— START OF Material for this task —

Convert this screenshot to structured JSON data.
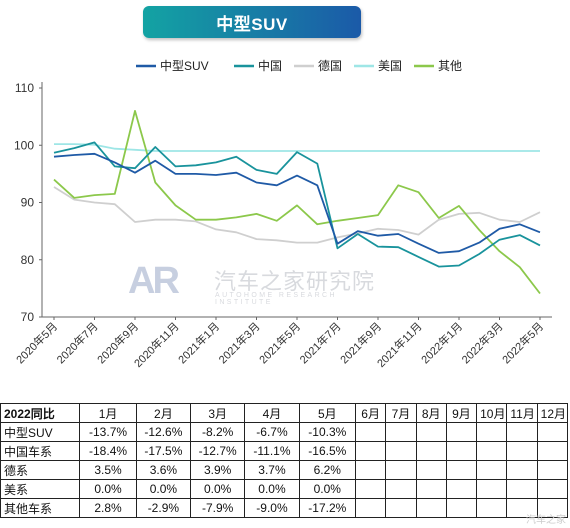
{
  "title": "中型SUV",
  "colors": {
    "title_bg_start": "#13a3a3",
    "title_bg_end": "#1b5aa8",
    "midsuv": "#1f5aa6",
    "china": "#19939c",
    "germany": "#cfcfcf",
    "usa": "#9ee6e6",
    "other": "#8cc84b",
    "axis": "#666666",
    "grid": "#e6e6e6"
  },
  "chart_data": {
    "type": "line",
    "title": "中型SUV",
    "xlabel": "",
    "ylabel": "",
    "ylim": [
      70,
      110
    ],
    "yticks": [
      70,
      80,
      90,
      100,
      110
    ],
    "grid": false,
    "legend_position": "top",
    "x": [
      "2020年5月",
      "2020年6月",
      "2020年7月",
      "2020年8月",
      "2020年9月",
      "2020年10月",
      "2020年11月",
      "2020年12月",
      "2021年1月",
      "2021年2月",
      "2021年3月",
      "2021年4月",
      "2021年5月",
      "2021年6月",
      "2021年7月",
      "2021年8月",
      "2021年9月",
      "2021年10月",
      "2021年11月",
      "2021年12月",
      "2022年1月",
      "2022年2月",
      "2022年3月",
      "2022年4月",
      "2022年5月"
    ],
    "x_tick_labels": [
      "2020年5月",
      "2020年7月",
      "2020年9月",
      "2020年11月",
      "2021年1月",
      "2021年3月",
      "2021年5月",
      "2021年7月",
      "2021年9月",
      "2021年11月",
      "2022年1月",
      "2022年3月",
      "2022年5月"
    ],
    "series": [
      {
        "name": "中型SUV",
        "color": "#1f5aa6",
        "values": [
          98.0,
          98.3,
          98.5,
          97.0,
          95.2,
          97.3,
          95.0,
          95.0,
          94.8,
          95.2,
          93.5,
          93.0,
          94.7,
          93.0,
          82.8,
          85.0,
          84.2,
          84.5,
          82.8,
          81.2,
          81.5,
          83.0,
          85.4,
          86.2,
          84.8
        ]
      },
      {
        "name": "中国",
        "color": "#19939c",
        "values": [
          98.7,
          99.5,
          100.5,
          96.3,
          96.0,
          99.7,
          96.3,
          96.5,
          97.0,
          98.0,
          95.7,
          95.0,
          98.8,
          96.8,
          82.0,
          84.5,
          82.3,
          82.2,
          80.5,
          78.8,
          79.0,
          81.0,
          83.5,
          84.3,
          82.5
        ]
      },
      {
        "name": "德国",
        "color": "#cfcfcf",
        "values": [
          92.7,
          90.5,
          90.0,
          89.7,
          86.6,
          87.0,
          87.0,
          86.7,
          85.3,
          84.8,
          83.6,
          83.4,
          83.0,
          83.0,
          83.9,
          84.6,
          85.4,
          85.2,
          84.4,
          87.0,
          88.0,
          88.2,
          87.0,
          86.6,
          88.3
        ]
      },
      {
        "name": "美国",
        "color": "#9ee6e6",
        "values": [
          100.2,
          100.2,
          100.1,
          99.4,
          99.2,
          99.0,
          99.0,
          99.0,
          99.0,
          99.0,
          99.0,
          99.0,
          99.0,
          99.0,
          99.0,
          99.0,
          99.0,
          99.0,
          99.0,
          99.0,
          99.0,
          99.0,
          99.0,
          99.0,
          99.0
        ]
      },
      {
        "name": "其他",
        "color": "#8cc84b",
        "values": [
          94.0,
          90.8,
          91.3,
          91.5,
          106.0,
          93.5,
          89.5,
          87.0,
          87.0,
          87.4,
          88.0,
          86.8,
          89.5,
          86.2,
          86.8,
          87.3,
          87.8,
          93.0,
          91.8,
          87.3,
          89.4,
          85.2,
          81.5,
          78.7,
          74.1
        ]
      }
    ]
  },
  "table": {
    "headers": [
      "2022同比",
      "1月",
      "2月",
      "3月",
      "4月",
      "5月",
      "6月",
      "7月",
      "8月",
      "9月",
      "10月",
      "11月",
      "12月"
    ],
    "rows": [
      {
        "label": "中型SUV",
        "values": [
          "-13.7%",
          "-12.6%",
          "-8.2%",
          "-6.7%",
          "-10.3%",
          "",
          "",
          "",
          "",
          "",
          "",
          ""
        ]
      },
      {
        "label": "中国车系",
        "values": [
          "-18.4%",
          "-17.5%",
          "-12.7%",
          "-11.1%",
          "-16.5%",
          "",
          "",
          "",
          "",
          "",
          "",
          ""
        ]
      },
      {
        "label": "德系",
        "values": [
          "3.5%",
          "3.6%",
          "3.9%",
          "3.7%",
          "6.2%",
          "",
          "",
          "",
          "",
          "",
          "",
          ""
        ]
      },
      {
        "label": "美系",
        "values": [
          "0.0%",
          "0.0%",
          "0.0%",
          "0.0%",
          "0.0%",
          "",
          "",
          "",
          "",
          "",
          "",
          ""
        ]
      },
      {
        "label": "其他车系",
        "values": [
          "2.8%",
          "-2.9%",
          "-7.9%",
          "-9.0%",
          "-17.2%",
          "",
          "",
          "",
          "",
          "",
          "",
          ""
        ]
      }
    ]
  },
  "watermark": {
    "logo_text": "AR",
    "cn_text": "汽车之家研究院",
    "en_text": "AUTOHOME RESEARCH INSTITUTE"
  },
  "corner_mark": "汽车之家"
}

— END OF Material for this task —
— START OF Material for this task —

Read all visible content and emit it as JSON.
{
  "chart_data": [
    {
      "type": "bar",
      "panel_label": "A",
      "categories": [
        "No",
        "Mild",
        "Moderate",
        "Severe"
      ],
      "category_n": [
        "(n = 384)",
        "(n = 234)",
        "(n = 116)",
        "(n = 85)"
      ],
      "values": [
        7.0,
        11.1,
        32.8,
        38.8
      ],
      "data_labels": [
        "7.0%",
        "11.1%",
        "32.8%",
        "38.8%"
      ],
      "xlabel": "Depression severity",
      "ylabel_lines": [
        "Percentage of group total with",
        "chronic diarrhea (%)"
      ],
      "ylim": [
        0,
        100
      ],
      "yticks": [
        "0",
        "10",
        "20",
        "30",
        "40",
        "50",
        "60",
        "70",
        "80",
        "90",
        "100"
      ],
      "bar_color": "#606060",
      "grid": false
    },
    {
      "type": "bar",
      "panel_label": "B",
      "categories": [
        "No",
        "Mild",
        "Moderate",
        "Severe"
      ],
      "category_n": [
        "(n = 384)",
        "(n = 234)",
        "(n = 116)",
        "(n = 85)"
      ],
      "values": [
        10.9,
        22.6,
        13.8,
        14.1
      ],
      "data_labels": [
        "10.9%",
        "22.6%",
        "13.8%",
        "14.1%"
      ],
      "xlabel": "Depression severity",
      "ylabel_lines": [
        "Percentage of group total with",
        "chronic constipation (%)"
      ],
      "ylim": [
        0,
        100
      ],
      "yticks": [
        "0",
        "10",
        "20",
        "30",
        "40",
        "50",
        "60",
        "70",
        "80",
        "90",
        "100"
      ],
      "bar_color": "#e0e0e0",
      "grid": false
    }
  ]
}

— END OF Material for this task —

● **Set task**:
Filter the data, keeping only the lines that contain "中型SUV".

● **Correct result**:
  "title": "中型SUV",
    "title": "中型SUV",
        "name": "中型SUV",
        "label": "中型SUV",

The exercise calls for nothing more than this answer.